Set exercise: Copy out each line of the material below with no changes.

■ ■ ■ ■

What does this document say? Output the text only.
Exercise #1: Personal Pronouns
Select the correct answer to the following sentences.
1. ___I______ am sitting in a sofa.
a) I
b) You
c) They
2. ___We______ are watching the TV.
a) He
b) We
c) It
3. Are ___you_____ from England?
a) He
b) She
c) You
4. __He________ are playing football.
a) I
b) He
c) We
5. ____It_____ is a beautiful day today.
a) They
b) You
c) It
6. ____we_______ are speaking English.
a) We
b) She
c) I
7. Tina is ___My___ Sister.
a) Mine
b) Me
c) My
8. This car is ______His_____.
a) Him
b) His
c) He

■ ■ ■ ■

Reply:
What does this document say? Output the text only.
Exercise #1: Personal Pronouns
Select the correct answer to the following sentences.
1. ___I______ am sitting in a sofa.
a) I
b) You
c) They
2. ___We______ are watching the TV.
a) He
b) We
c) It
3. Are ___you_____ from England?
a) He
b) She
c) You
4. __He________ are playing football.
a) I
b) He
c) We
5. ____It_____ is a beautiful day today.
a) They
b) You
c) It
6. ____we_______ are speaking English.
a) We
b) She
c) I
7. Tina is ___My___ Sister.
a) Mine
b) Me
c) My
8. This car is ______His_____.
a) Him
b) His
c) He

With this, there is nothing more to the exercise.